__Stated task__
Write out each line exactly as given. Leave the pictures out of your copy.

__Data provided__

════

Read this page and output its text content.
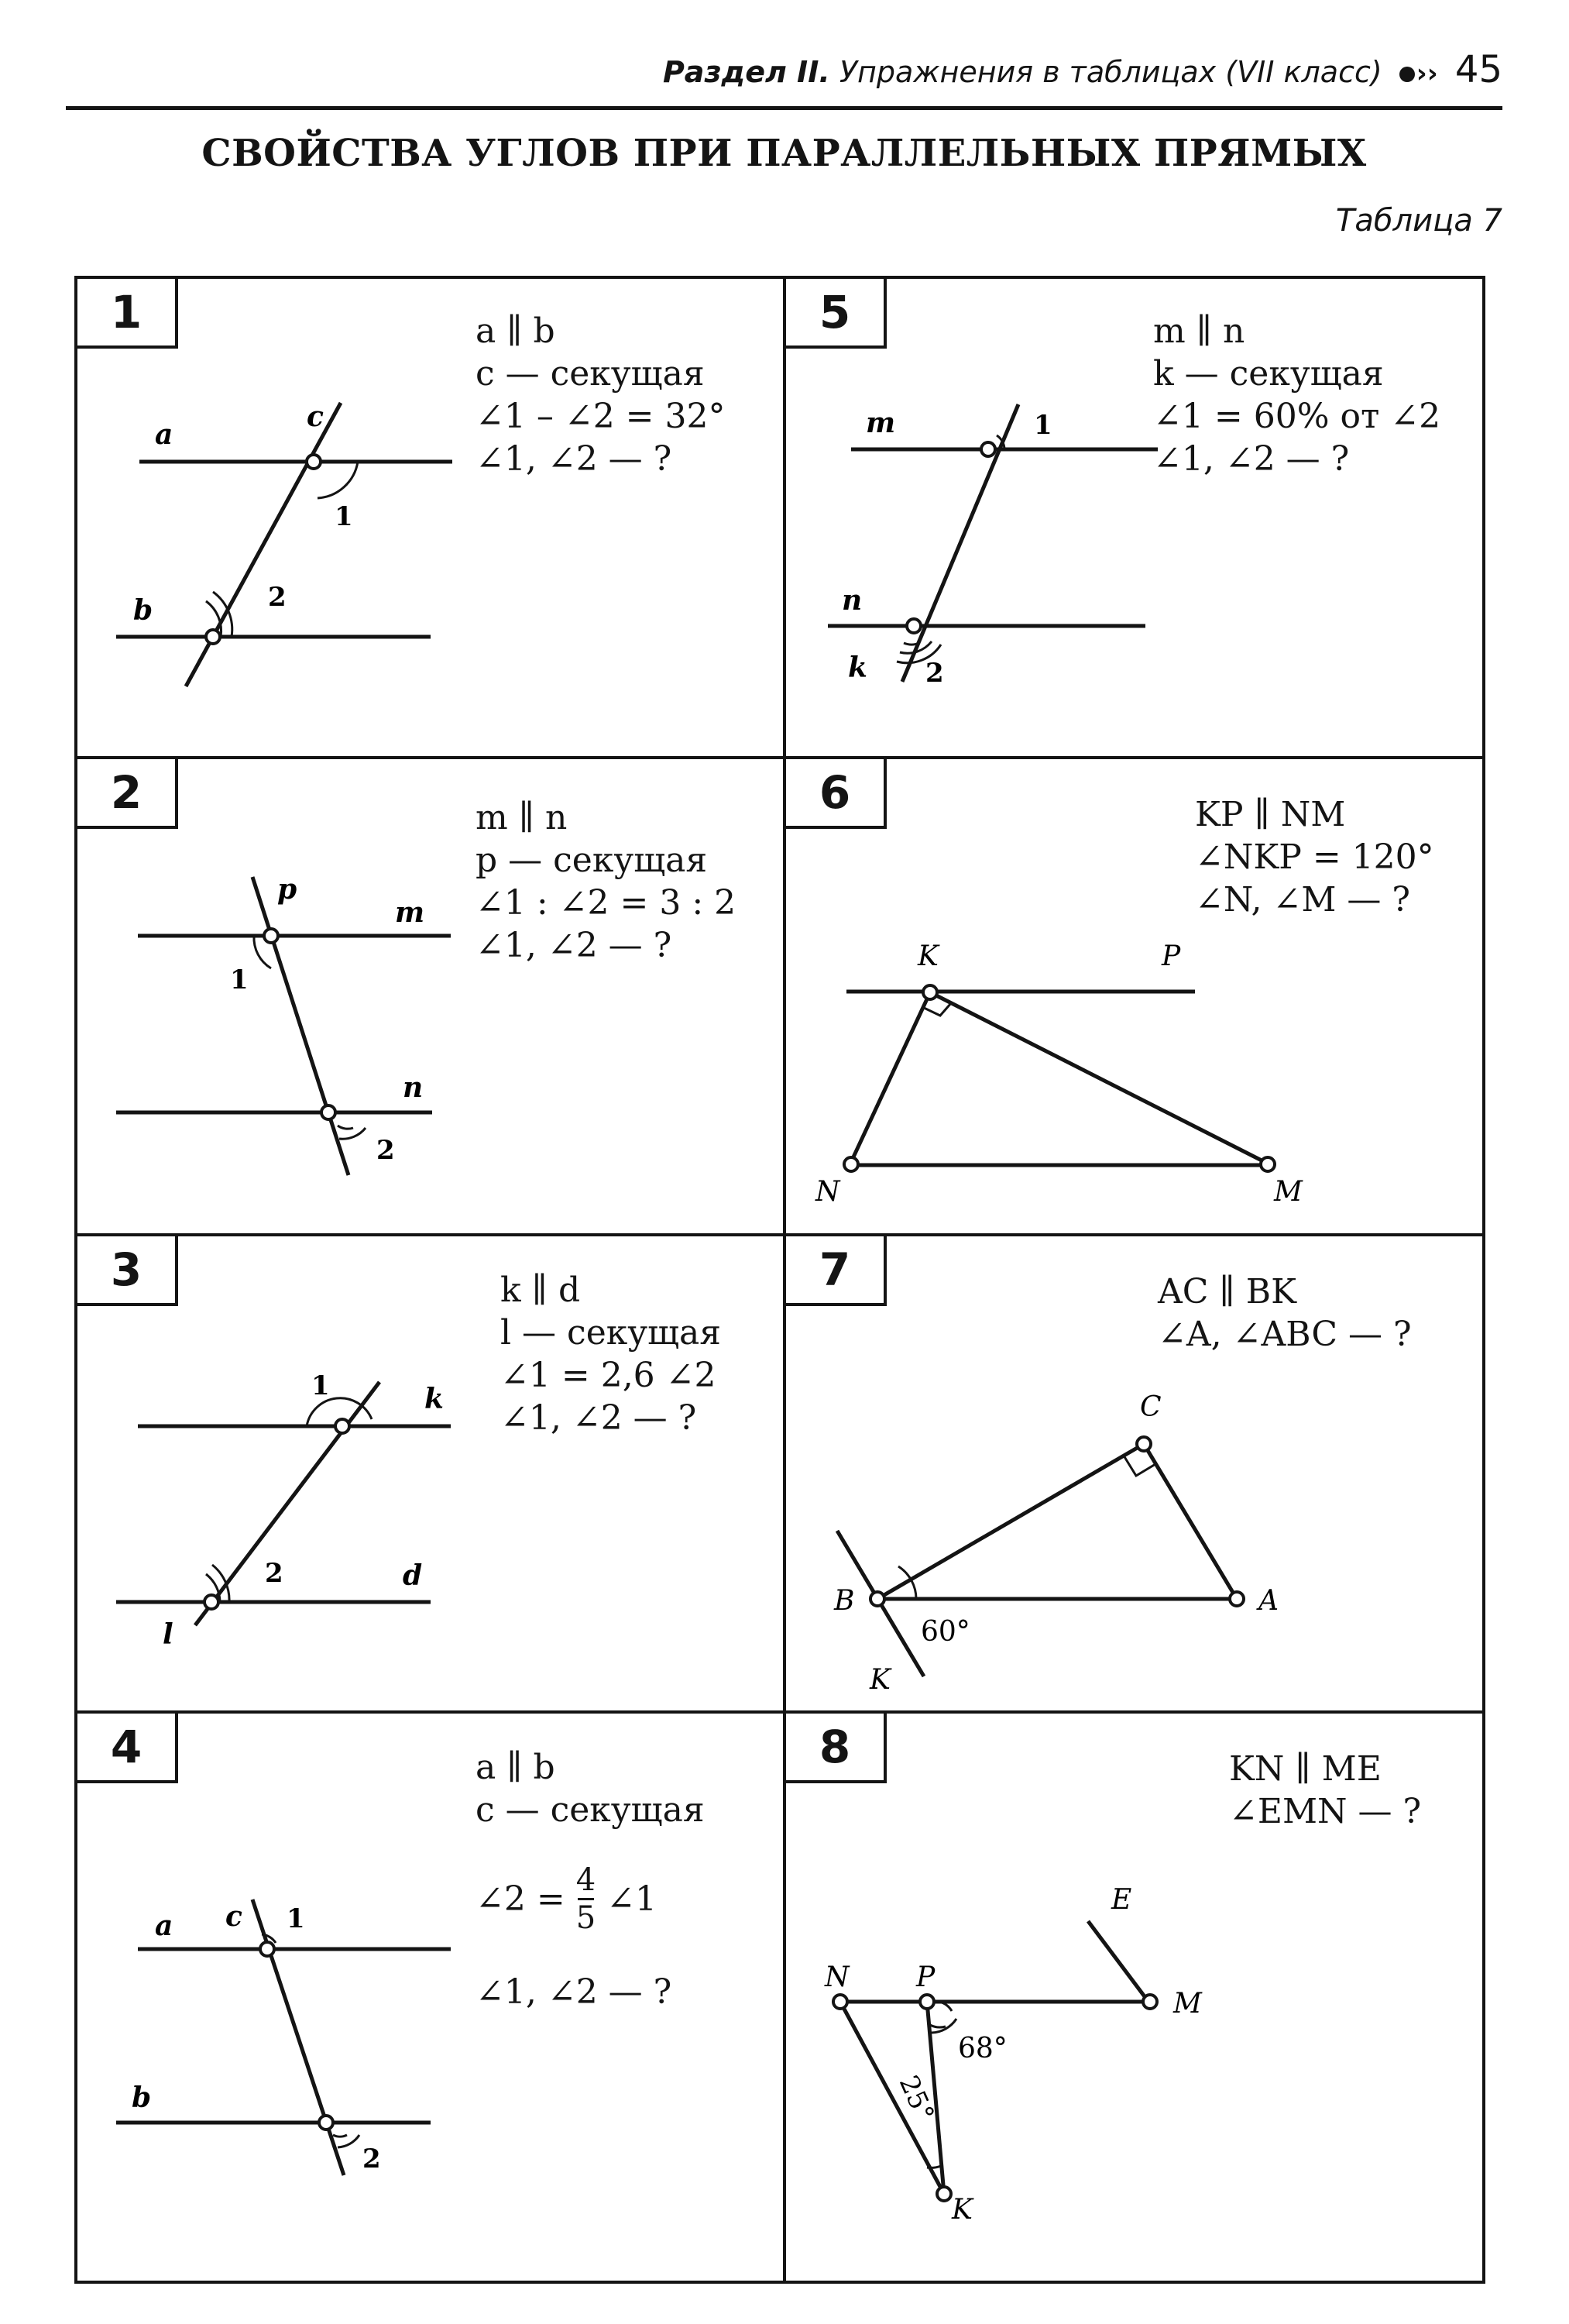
Раздел II. Упражнения в таблицах (VII класс) ›› 45
СВОЙСТВА УГЛОВ ПРИ ПАРАЛЛЕЛЬНЫХ ПРЯМЫХ
Таблица 7
1
a
b
c
1
2
a ∥ b
c — секущая
∠1 – ∠2 = 32°
∠1, ∠2 — ?
5
m
n
k
1
2
m ∥ n
k — секущая
∠1 = 60% от ∠2
∠1, ∠2 — ?
2
p
m
n
1
2
m ∥ n
p — секущая
∠1 : ∠2 = 3 : 2
∠1, ∠2 — ?
6
K	P
N	M
KP ∥ NM
∠NKP = 120°
∠N, ∠M — ?
3
1
2
k
d
l
k ∥ d
l — секущая
∠1 = 2,6 ∠2
∠1, ∠2 — ?
7
C
B	A
K
60°
AC ∥ BK
∠A, ∠ABC — ?
4
a
b
c 1
2
a ∥ b
c — секущая
∠2 = $\frac{4}{5}$ ∠1
∠1, ∠2 — ?
8
E
N P
M
K
68°
25°
KN ∥ ME
∠EMN — ?
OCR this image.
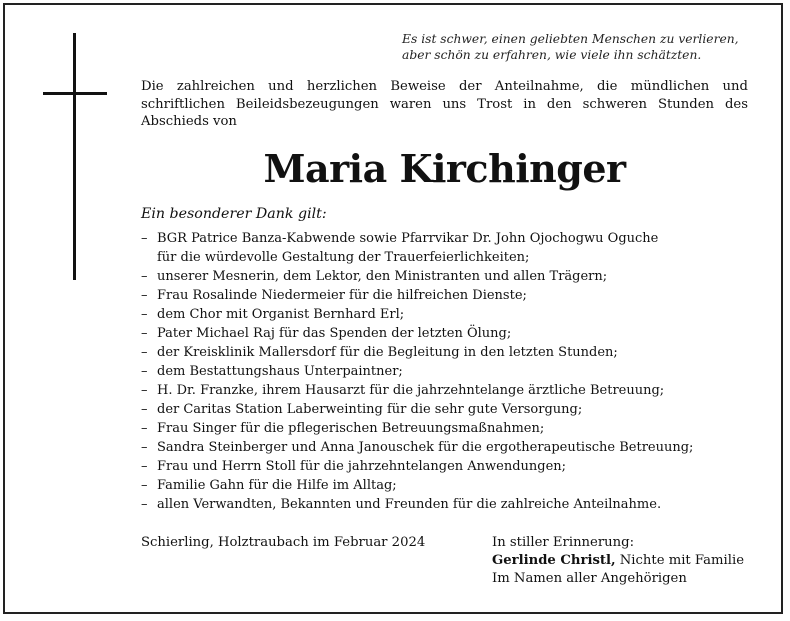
Es ist schwer, einen geliebten Menschen zu verlieren,
aber schön zu erfahren, wie viele ihn schätzten.
Die zahlreichen und herzlichen Beweise der Anteilnahme, die mündlichen und schriftlichen Beileidsbezeugungen waren uns Trost in den schweren Stunden des Abschieds von
Maria Kirchinger
Ein besonderer Dank gilt:
– BGR Patrice Banza-Kabwende sowie Pfarrvikar Dr. John Ojochogwu Oguche
für die würdevolle Gestaltung der Trauerfeierlichkeiten;
– unserer Mesnerin, dem Lektor, den Ministranten und allen Trägern;
– Frau Rosalinde Niedermeier für die hilfreichen Dienste;
– dem Chor mit Organist Bernhard Erl;
– Pater Michael Raj für das Spenden der letzten Ölung;
– der Kreisklinik Mallersdorf für die Begleitung in den letzten Stunden;
– dem Bestattungshaus Unterpaintner;
– H. Dr. Franzke, ihrem Hausarzt für die jahrzehntelange ärztliche Betreuung;
– der Caritas Station Laberweinting für die sehr gute Versorgung;
– Frau Singer für die pflegerischen Betreuungsmaßnahmen;
– Sandra Steinberger und Anna Janouschek für die ergotherapeutische Betreuung;
– Frau und Herrn Stoll für die jahrzehntelangen Anwendungen;
– Familie Gahn für die Hilfe im Alltag;
– allen Verwandten, Bekannten und Freunden für die zahlreiche Anteilnahme.
Schierling, Holztraubach im Februar 2024	In stiller Erinnerung:
Gerlinde Christl, Nichte mit Familie
Im Namen aller Angehörigen
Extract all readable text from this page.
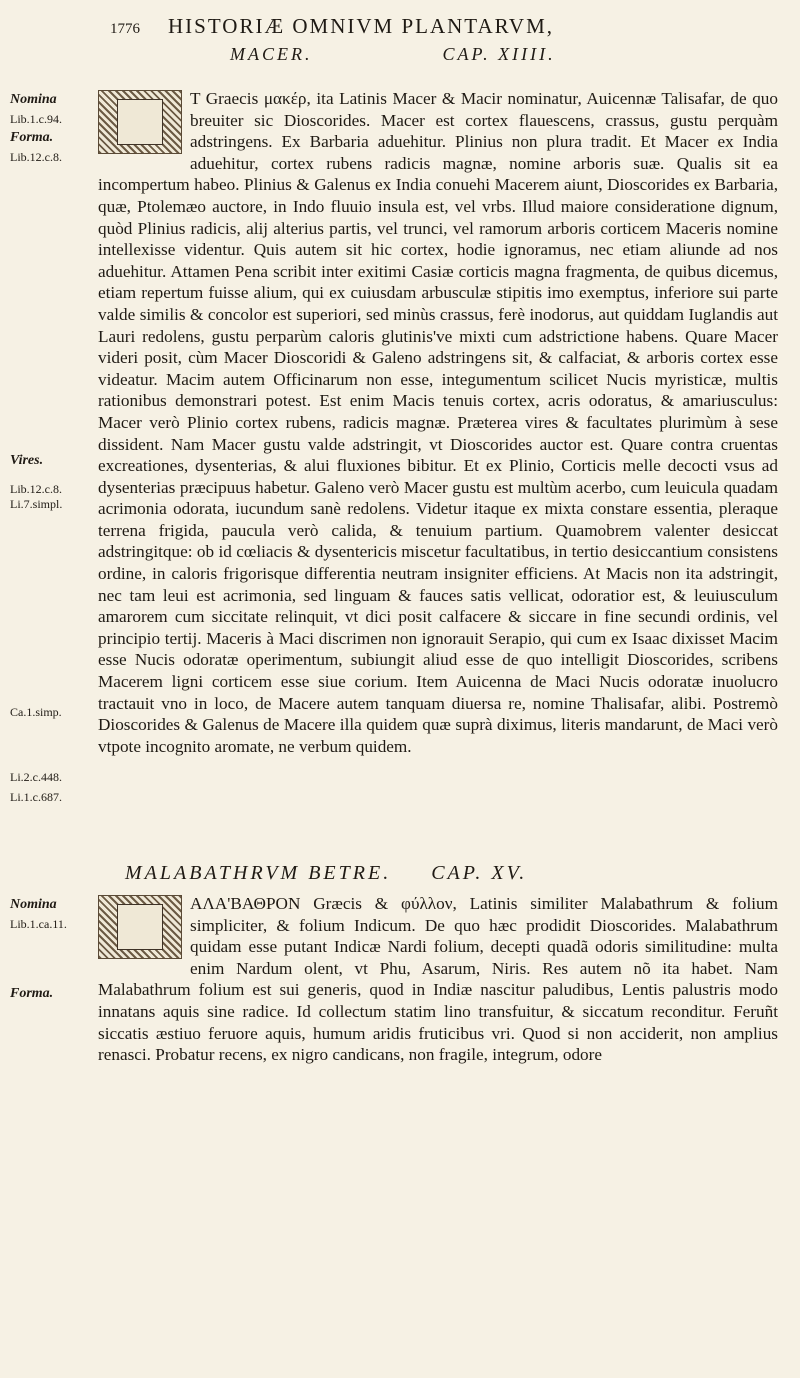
1776 HISTORIÆ OMNIVM PLANTARVM,
MACER.	CAP. XIIII.
Nomina
Lib.1.c.94.
Forma.
Lib.12.c.8.
Vires.
Lib.12.c.8.
Li.7.simpl.
Ca.1.simp.
Li.2.c.448.
Li.1.c.687.
Nomina
Lib.1.ca.11.
Forma.

T Graecis μακέρ, ita Latinis Macer & Macir nominatur, Auicennæ Talisafar, de quo breuiter sic Dioscorides. Macer est cortex flauescens, crassus, gustu perquàm adstringens. Ex Barbaria aduehitur. Plinius non plura tradit. Et Macer ex India aduehitur, cortex rubens radicis magnæ, nomine arboris suæ. Qualis sit ea incompertum habeo. Plinius & Galenus ex India conuehi Macerem aiunt, Dioscorides ex Barbaria, quæ, Ptolemæo auctore, in Indo fluuio insula est, vel vrbs. Illud maiore consideratione dignum, quòd Plinius radicis, alij alterius partis, vel trunci, vel ramorum arboris corticem Maceris nomine intellexisse videntur. Quis autem sit hic cortex, hodie ignoramus, nec etiam aliunde ad nos aduehitur. Attamen Pena scribit inter exitimi Casiæ corticis magna fragmenta, de quibus dicemus, etiam repertum fuisse alium, qui ex cuiusdam arbusculæ stipitis imo exemptus, inferiore sui parte valde similis & concolor est superiori, sed minùs crassus, ferè inodorus, aut quiddam Iuglandis aut Lauri redolens, gustu perparùm caloris glutinis've mixti cum adstrictione habens. Quare Macer videri posit, cùm Macer Dioscoridi & Galeno adstringens sit, & calfaciat, & arboris cortex esse videatur. Macim autem Officinarum non esse, integumentum scilicet Nucis myristicæ, multis rationibus demonstrari potest. Est enim Macis tenuis cortex, acris odoratus, & amariusculus: Macer verò Plinio cortex rubens, radicis magnæ. Præterea vires & facultates plurimùm à sese dissident. Nam Macer gustu valde adstringit, vt Dioscorides auctor est. Quare contra cruentas excreationes, dysenterias, & alui fluxiones bibitur. Et ex Plinio, Corticis melle decocti vsus ad dysenterias præcipuus habetur. Galeno verò Macer gustu est multùm acerbo, cum leuicula quadam acrimonia odorata, iucundum sanè redolens. Videtur itaque ex mixta constare essentia, pleraque terrena frigida, paucula verò calida, & tenuium partium. Quamobrem valenter desiccat adstringitque: ob id cœliacis & dysentericis miscetur facultatibus, in tertio desiccantium consistens ordine, in caloris frigorisque differentia neutram insigniter efficiens. At Macis non ita adstringit, nec tam leui est acrimonia, sed linguam & fauces satis vellicat, odoratior est, & leuiusculum amarorem cum siccitate relinquit, vt dici posit calfacere & siccare in fine secundi ordinis, vel principio tertij. Maceris à Maci discrimen non ignorauit Serapio, qui cum ex Isaac dixisset Macim esse Nucis odoratæ operimentum, subiungit aliud esse de quo intelligit Dioscorides, scribens Macerem ligni corticem esse siue corium. Item Auicenna de Maci Nucis odoratæ inuolucro tractauit vno in loco, de Macere autem tanquam diuersa re, nomine Thalisafar, alibi. Postremò Dioscorides & Galenus de Macere illa quidem quæ suprà diximus, literis mandarunt, de Maci verò vtpote incognito aromate, ne verbum quidem.

MALABATHRVM BETRE. CAP. XV.

ΑΛΑ'ΒΑΘΡΟΝ Græcis & φύλλον, Latinis similiter Malabathrum & folium simpliciter, & folium Indicum. De quo hæc prodidit Dioscorides. Malabathrum quidam esse putant Indicæ Nardi folium, decepti quadã odoris similitudine: multa enim Nardum olent, vt Phu, Asarum, Niris. Res autem nõ ita habet. Nam Malabathrum folium est sui generis, quod in Indiæ nascitur paludibus, Lentis palustris modo innatans aquis sine radice. Id collectum statim lino transfuitur, & siccatum reconditur. Feruñt siccatis æstiuo feruore aquis, humum aridis fruticibus vri. Quod si non acciderit, non amplius renasci. Probatur recens, ex nigro candicans, non fragile, integrum, odore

════

__Answer to this task__
Read this page and output its text content.
Раздел II. Упражнения в таблицах (VII класс) ›› 45
СВОЙСТВА УГЛОВ ПРИ ПАРАЛЛЕЛЬНЫХ ПРЯМЫХ
Таблица 7
1
a
b
c
1
2
a ∥ b
c — секущая
∠1 – ∠2 = 32°
∠1, ∠2 — ?
5
m
n
k
1
2
m ∥ n
k — секущая
∠1 = 60% от ∠2
∠1, ∠2 — ?
2
p
m
n
1
2
m ∥ n
p — секущая
∠1 : ∠2 = 3 : 2
∠1, ∠2 — ?
6
K	P
N	M
KP ∥ NM
∠NKP = 120°
∠N, ∠M — ?
3
1
2
k
d
l
k ∥ d
l — секущая
∠1 = 2,6 ∠2
∠1, ∠2 — ?
7
C
B	A
K
60°
AC ∥ BK
∠A, ∠ABC — ?
4
a
b
c 1
2
a ∥ b
c — секущая
∠2 = $\frac{4}{5}$ ∠1
∠1, ∠2 — ?
8
E
N P
M
K
68°
25°
KN ∥ ME
∠EMN — ?
OCR this image.
Es ist schwer, einen geliebten Menschen zu verlieren,
aber schön zu erfahren, wie viele ihn schätzten.
Die zahlreichen und herzlichen Beweise der Anteilnahme, die mündlichen und schriftlichen Beileidsbezeugungen waren uns Trost in den schweren Stunden des Abschieds von
Maria Kirchinger
Ein besonderer Dank gilt:
– BGR Patrice Banza-Kabwende sowie Pfarrvikar Dr. John Ojochogwu Oguche
für die würdevolle Gestaltung der Trauerfeierlichkeiten;
– unserer Mesnerin, dem Lektor, den Ministranten und allen Trägern;
– Frau Rosalinde Niedermeier für die hilfreichen Dienste;
– dem Chor mit Organist Bernhard Erl;
– Pater Michael Raj für das Spenden der letzten Ölung;
– der Kreisklinik Mallersdorf für die Begleitung in den letzten Stunden;
– dem Bestattungshaus Unterpaintner;
– H. Dr. Franzke, ihrem Hausarzt für die jahrzehntelange ärztliche Betreuung;
– der Caritas Station Laberweinting für die sehr gute Versorgung;
– Frau Singer für die pflegerischen Betreuungsmaßnahmen;
– Sandra Steinberger und Anna Janouschek für die ergotherapeutische Betreuung;
– Frau und Herrn Stoll für die jahrzehntelangen Anwendungen;
– Familie Gahn für die Hilfe im Alltag;
– allen Verwandten, Bekannten und Freunden für die zahlreiche Anteilnahme.
Schierling, Holztraubach im Februar 2024	In stiller Erinnerung:
Gerlinde Christl, Nichte mit Familie
Im Namen aller Angehörigen
Extract all readable text from this page.
1776 HISTORIÆ OMNIVM PLANTARVM,
MACER.	CAP. XIIII.
Nomina
Lib.1.c.94.
Forma.
Lib.12.c.8.
Vires.
Lib.12.c.8.
Li.7.simpl.
Ca.1.simp.
Li.2.c.448.
Li.1.c.687.
Nomina
Lib.1.ca.11.
Forma.

T Graecis μακέρ, ita Latinis Macer & Macir nominatur, Auicennæ Talisafar, de quo breuiter sic Dioscorides. Macer est cortex flauescens, crassus, gustu perquàm adstringens. Ex Barbaria aduehitur. Plinius non plura tradit. Et Macer ex India aduehitur, cortex rubens radicis magnæ, nomine arboris suæ. Qualis sit ea incompertum habeo. Plinius & Galenus ex India conuehi Macerem aiunt, Dioscorides ex Barbaria, quæ, Ptolemæo auctore, in Indo fluuio insula est, vel vrbs. Illud maiore consideratione dignum, quòd Plinius radicis, alij alterius partis, vel trunci, vel ramorum arboris corticem Maceris nomine intellexisse videntur. Quis autem sit hic cortex, hodie ignoramus, nec etiam aliunde ad nos aduehitur. Attamen Pena scribit inter exitimi Casiæ corticis magna fragmenta, de quibus dicemus, etiam repertum fuisse alium, qui ex cuiusdam arbusculæ stipitis imo exemptus, inferiore sui parte valde similis & concolor est superiori, sed minùs crassus, ferè inodorus, aut quiddam Iuglandis aut Lauri redolens, gustu perparùm caloris glutinis've mixti cum adstrictione habens. Quare Macer videri posit, cùm Macer Dioscoridi & Galeno adstringens sit, & calfaciat, & arboris cortex esse videatur. Macim autem Officinarum non esse, integumentum scilicet Nucis myristicæ, multis rationibus demonstrari potest. Est enim Macis tenuis cortex, acris odoratus, & amariusculus: Macer verò Plinio cortex rubens, radicis magnæ. Præterea vires & facultates plurimùm à sese dissident. Nam Macer gustu valde adstringit, vt Dioscorides auctor est. Quare contra cruentas excreationes, dysenterias, & alui fluxiones bibitur. Et ex Plinio, Corticis melle decocti vsus ad dysenterias præcipuus habetur. Galeno verò Macer gustu est multùm acerbo, cum leuicula quadam acrimonia odorata, iucundum sanè redolens. Videtur itaque ex mixta constare essentia, pleraque terrena frigida, paucula verò calida, & tenuium partium. Quamobrem valenter desiccat adstringitque: ob id cœliacis & dysentericis miscetur facultatibus, in tertio desiccantium consistens ordine, in caloris frigorisque differentia neutram insigniter efficiens. At Macis non ita adstringit, nec tam leui est acrimonia, sed linguam & fauces satis vellicat, odoratior est, & leuiusculum amarorem cum siccitate relinquit, vt dici posit calfacere & siccare in fine secundi ordinis, vel principio tertij. Maceris à Maci discrimen non ignorauit Serapio, qui cum ex Isaac dixisset Macim esse Nucis odoratæ operimentum, subiungit aliud esse de quo intelligit Dioscorides, scribens Macerem ligni corticem esse siue corium. Item Auicenna de Maci Nucis odoratæ inuolucro tractauit vno in loco, de Macere autem tanquam diuersa re, nomine Thalisafar, alibi. Postremò Dioscorides & Galenus de Macere illa quidem quæ suprà diximus, literis mandarunt, de Maci verò vtpote incognito aromate, ne verbum quidem.

MALABATHRVM BETRE. CAP. XV.

ΑΛΑ'ΒΑΘΡΟΝ Græcis & φύλλον, Latinis similiter Malabathrum & folium simpliciter, & folium Indicum. De quo hæc prodidit Dioscorides. Malabathrum quidam esse putant Indicæ Nardi folium, decepti quadã odoris similitudine: multa enim Nardum olent, vt Phu, Asarum, Niris. Res autem nõ ita habet. Nam Malabathrum folium est sui generis, quod in Indiæ nascitur paludibus, Lentis palustris modo innatans aquis sine radice. Id collectum statim lino transfuitur, & siccatum reconditur. Feruñt siccatis æstiuo feruore aquis, humum aridis fruticibus vri. Quod si non acciderit, non amplius renasci. Probatur recens, ex nigro candicans, non fragile, integrum, odore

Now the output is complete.